Required task: An exact copy of every record is needed.

[Saved entries]
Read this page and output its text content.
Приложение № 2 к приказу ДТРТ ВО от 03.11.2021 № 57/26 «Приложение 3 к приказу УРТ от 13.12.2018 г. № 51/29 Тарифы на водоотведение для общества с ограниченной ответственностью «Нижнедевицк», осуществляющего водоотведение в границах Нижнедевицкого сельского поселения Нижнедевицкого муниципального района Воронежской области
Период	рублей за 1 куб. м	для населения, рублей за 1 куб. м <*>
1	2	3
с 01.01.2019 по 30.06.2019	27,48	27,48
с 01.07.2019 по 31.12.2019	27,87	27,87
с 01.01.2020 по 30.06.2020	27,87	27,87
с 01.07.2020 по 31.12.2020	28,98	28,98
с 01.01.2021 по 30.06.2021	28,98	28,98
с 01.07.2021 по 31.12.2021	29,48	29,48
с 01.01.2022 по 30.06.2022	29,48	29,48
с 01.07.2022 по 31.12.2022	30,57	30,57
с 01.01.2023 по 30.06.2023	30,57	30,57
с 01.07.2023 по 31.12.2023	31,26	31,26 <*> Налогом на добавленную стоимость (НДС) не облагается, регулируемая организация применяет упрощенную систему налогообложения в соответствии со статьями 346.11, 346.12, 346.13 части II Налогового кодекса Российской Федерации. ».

The solution:
Read this page and output its text content.
Приложение № 2 к приказу ДТРТ ВО от 03.11.2021 № 57/26 «Приложение 3 к приказу УРТ от 13.12.2018 г. № 51/29 Тарифы на водоотведение для общества с ограниченной ответственностью «Нижнедевицк», осуществляющего водоотведение в границах Нижнедевицкого сельского поселения Нижнедевицкого муниципального района Воронежской области
Период	рублей за 1 куб. м	для населения, рублей за 1 куб. м <*>
1	2	3
с 01.01.2019 по 30.06.2019	27,48	27,48
с 01.07.2019 по 31.12.2019	27,87	27,87
с 01.01.2020 по 30.06.2020	27,87	27,87
с 01.07.2020 по 31.12.2020	28,98	28,98
с 01.01.2021 по 30.06.2021	28,98	28,98
с 01.07.2021 по 31.12.2021	29,48	29,48
с 01.01.2022 по 30.06.2022	29,48	29,48
с 01.07.2022 по 31.12.2022	30,57	30,57
с 01.01.2023 по 30.06.2023	30,57	30,57
с 01.07.2023 по 31.12.2023	31,26	31,26 <*> Налогом на добавленную стоимость (НДС) не облагается, регулируемая организация применяет упрощенную систему налогообложения в соответствии со статьями 346.11, 346.12, 346.13 части II Налогового кодекса Российской Федерации. ».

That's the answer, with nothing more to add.